What to work on: Copy whichever lines contain the string "rapporte".

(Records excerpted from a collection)
--- begin ---

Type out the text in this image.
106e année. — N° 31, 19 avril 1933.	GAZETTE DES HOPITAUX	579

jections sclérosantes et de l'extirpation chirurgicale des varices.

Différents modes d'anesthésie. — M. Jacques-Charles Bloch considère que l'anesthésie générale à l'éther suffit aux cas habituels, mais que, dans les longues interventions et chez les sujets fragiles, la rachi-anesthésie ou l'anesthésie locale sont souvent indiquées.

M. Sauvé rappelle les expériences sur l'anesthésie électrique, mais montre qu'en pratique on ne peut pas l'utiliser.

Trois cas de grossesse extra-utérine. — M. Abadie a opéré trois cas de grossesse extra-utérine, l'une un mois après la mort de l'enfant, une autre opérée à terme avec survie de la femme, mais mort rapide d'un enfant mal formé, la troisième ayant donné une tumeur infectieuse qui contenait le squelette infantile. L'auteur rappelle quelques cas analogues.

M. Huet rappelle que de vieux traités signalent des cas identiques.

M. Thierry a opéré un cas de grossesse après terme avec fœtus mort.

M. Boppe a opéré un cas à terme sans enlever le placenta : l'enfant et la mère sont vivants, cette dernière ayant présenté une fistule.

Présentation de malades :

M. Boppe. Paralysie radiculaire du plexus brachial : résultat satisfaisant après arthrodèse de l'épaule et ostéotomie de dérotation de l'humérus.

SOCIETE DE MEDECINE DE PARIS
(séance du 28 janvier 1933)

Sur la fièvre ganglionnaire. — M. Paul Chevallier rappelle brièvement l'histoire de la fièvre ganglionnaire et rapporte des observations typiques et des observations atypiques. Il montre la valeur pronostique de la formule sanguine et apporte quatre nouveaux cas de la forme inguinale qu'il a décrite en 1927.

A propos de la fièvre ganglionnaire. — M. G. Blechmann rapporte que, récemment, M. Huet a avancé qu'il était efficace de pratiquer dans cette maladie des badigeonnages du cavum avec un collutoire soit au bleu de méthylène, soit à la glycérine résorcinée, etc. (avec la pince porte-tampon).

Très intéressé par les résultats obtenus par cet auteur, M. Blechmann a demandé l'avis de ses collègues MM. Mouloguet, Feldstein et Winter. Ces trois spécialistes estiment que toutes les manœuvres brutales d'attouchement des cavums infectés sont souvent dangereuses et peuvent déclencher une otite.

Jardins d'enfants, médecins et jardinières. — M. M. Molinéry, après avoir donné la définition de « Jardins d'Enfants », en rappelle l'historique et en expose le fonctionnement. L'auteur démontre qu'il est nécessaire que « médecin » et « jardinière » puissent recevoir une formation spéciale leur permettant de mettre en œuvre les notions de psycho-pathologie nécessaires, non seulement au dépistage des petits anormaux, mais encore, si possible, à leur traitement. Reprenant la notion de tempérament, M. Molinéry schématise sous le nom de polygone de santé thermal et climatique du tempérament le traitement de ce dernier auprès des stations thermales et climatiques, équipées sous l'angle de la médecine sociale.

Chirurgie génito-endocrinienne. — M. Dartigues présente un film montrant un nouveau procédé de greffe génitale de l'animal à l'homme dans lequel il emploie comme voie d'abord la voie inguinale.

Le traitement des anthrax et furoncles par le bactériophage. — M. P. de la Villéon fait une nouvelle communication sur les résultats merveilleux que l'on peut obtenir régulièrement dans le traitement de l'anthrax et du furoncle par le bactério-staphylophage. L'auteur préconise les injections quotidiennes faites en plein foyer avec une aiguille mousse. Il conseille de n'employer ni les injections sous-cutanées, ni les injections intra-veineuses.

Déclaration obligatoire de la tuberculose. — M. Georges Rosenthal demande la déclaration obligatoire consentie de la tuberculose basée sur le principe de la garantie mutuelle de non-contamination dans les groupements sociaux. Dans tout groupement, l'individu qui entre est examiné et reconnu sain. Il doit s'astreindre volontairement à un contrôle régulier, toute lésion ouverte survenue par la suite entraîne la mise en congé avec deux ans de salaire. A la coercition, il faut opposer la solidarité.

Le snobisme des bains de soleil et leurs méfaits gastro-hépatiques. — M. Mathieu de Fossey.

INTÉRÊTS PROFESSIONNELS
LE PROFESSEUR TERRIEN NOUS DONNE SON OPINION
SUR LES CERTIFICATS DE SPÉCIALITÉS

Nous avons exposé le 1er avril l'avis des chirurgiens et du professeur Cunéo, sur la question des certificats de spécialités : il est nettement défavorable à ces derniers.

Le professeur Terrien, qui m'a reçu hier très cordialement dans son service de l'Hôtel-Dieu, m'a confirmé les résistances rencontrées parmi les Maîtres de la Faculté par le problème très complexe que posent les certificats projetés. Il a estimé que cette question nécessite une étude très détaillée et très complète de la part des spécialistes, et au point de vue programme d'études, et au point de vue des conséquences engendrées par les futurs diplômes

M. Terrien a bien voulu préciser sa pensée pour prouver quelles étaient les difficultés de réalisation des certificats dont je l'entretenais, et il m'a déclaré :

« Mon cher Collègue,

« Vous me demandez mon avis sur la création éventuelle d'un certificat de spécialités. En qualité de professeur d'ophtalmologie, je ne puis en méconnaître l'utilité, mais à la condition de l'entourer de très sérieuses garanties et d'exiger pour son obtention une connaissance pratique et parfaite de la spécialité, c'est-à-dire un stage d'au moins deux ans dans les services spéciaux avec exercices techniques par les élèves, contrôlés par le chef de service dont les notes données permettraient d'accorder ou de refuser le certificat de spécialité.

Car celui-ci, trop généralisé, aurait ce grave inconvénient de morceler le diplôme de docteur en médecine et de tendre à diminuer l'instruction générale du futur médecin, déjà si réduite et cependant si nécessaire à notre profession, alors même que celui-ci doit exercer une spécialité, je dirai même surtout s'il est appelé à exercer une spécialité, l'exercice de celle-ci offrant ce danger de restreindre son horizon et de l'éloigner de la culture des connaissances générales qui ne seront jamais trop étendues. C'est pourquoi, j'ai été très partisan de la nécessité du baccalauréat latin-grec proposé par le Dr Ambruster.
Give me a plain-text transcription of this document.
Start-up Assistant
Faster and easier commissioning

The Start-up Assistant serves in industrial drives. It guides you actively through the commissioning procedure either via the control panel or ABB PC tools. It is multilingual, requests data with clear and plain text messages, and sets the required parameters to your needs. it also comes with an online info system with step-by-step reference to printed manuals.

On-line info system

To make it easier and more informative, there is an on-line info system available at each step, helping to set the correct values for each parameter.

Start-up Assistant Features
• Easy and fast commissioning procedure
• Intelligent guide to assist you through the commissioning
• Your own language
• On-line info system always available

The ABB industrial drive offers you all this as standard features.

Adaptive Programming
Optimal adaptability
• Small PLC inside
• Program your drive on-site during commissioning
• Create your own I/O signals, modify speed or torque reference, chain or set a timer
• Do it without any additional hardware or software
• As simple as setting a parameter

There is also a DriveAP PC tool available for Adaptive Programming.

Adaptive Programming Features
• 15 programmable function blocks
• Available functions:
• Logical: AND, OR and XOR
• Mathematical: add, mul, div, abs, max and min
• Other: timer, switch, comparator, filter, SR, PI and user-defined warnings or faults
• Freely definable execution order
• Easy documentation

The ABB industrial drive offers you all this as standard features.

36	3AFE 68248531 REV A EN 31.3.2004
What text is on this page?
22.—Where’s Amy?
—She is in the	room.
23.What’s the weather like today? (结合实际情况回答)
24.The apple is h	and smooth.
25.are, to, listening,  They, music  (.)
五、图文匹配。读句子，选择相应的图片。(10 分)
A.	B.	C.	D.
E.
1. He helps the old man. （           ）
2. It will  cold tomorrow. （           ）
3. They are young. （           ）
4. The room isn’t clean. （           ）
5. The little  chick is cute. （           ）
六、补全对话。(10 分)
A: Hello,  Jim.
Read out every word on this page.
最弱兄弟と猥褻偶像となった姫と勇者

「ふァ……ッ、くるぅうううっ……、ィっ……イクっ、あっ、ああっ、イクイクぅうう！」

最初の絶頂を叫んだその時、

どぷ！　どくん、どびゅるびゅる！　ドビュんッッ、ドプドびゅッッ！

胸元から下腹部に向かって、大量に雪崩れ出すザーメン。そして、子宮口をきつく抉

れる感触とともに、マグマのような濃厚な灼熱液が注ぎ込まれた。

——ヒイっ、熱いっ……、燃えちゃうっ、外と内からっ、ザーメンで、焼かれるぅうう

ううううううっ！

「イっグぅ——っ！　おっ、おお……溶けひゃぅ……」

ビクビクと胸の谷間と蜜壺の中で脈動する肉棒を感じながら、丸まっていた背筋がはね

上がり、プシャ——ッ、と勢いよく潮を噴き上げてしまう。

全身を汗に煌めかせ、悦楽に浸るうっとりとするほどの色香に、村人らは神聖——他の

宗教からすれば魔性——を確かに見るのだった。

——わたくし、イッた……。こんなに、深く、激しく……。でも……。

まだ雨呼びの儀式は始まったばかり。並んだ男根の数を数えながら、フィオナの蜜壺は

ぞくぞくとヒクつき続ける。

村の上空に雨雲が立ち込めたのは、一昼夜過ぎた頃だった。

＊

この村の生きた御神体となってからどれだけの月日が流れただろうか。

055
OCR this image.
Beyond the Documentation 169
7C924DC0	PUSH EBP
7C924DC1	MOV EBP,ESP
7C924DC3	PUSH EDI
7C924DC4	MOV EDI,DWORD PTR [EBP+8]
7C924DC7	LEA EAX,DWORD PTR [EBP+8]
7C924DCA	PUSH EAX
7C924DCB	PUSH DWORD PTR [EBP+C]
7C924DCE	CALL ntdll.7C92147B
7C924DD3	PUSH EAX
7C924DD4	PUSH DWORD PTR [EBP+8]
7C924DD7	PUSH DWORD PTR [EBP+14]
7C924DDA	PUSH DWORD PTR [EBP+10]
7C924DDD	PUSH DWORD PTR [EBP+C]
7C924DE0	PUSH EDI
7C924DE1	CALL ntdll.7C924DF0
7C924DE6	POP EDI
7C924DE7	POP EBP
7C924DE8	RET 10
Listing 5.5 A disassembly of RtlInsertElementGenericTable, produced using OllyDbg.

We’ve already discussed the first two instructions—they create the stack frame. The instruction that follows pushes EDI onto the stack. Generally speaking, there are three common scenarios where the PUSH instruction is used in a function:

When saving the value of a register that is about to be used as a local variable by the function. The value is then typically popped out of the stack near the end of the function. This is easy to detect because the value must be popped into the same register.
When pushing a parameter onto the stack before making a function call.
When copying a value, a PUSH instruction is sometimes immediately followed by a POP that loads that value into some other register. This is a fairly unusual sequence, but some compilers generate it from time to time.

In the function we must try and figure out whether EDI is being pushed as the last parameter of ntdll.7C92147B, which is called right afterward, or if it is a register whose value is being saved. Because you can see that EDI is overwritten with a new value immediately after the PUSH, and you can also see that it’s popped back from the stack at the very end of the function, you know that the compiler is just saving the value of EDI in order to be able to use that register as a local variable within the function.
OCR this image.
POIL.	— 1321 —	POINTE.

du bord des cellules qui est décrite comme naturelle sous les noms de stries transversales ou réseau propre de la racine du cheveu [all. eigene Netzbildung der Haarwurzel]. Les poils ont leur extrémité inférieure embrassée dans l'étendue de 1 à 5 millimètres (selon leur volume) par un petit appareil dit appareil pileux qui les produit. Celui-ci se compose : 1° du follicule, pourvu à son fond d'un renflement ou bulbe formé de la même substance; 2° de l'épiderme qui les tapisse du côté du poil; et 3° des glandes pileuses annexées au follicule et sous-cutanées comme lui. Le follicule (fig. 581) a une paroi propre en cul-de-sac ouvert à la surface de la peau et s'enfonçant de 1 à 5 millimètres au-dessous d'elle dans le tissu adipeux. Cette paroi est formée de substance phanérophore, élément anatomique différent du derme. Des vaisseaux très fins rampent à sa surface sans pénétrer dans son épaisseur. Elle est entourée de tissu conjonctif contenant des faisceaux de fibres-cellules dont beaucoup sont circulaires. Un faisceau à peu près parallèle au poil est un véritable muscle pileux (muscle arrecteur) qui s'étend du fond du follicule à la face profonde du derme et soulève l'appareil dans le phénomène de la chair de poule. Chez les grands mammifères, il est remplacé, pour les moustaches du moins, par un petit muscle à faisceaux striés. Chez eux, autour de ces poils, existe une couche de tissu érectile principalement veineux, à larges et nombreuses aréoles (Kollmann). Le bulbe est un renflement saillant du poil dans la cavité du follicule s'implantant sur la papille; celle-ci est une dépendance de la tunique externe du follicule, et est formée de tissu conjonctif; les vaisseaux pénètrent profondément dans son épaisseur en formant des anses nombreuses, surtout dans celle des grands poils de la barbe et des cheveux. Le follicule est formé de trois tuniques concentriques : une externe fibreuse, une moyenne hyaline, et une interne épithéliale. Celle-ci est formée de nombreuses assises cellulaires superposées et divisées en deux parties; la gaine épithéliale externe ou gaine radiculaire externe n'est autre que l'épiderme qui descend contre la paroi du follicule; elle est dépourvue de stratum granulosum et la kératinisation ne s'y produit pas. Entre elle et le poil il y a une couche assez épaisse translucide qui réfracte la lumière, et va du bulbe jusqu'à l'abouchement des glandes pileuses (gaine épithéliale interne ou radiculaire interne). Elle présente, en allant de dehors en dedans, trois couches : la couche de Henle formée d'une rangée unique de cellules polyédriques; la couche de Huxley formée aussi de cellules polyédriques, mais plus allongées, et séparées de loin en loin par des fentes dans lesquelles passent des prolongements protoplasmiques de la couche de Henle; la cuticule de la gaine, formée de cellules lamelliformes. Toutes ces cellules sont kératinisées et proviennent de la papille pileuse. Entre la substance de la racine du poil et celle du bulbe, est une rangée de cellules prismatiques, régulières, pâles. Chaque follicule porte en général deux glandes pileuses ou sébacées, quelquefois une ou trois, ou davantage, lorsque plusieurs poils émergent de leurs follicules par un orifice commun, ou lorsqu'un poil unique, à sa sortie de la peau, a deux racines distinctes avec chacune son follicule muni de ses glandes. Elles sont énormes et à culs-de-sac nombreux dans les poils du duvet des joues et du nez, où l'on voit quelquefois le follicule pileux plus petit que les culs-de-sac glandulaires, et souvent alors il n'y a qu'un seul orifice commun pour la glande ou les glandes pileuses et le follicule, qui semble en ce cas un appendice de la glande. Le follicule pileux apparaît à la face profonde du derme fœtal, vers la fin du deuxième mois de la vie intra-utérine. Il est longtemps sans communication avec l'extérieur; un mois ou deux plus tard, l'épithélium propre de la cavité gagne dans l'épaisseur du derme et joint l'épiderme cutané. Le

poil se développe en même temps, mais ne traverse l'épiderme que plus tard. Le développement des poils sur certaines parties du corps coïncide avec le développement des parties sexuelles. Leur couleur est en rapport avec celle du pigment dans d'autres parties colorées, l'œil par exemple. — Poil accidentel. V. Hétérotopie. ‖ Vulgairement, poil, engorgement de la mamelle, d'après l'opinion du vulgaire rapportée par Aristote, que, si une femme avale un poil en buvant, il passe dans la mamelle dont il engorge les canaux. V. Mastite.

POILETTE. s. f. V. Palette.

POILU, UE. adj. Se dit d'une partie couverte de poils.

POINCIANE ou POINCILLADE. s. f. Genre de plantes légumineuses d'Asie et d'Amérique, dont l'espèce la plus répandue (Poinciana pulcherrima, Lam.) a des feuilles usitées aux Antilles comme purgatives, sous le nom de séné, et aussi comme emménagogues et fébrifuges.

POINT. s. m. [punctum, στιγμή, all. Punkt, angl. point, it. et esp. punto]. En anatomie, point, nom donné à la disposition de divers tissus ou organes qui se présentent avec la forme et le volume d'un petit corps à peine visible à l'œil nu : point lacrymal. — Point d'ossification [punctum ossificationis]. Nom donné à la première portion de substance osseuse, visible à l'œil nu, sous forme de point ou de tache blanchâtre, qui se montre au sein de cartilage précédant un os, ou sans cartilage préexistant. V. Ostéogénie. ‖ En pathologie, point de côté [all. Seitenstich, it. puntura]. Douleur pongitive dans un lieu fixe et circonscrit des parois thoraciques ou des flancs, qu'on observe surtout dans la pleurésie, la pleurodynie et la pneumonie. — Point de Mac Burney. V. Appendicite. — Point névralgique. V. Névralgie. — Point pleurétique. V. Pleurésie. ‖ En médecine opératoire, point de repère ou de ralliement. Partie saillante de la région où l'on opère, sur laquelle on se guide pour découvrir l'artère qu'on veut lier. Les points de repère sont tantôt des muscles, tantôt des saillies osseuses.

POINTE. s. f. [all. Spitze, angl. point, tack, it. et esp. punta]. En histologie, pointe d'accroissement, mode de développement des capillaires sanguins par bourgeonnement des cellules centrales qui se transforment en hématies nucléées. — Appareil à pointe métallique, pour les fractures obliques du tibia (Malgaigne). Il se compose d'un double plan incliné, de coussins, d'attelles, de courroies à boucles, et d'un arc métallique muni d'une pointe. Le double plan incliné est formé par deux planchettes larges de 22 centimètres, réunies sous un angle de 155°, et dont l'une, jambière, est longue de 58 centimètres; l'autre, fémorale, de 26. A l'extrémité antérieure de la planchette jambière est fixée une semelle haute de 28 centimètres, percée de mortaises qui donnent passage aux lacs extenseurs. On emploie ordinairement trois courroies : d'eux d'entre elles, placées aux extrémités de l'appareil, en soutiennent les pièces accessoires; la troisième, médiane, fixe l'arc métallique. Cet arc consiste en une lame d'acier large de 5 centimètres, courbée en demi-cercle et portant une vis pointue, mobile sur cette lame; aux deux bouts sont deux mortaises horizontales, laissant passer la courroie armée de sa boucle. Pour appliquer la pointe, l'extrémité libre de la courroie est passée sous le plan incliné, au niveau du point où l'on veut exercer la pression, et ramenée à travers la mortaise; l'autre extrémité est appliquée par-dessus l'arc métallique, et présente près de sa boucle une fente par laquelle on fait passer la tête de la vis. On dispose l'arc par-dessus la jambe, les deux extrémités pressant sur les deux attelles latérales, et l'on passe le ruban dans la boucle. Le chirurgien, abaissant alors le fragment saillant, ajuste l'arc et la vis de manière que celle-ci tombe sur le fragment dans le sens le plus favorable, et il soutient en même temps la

--- end ---

The result:
Sur la fièvre ganglionnaire. — M. Paul Chevallier rappelle brièvement l'histoire de la fièvre ganglionnaire et rapporte des observations typiques et des observations atypiques. Il montre la valeur pronostique de la formule sanguine et apporte quatre nouveaux cas de la forme inguinale qu'il a décrite en 1927.
A propos de la fièvre ganglionnaire. — M. G. Blechmann rapporte que, récemment, M. Huet a avancé qu'il était efficace de pratiquer dans cette maladie des badigeonnages du cavum avec un collutoire soit au bleu de méthylène, soit à la glycérine résorcinée, etc. (avec la pince porte-tampon).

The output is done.